How many lines of these entries hold the string "name"? Reply with the number alone.

* start *

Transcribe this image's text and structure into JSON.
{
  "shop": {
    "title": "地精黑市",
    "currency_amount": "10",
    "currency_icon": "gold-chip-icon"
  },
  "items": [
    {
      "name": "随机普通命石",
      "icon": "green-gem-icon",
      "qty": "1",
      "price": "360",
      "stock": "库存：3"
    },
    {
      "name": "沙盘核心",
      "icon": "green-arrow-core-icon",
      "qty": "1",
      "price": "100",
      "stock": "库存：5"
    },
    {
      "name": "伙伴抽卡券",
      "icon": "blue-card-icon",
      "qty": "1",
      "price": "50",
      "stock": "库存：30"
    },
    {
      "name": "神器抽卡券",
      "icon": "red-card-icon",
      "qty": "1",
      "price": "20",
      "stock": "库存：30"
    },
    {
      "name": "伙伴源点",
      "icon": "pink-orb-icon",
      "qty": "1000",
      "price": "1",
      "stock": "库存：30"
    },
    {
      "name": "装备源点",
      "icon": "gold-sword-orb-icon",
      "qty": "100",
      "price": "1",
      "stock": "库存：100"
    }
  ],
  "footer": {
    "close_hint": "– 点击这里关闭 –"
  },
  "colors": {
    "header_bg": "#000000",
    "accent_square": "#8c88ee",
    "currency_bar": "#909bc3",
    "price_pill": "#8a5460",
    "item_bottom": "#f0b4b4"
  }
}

* end *

**TASK RESULT**
6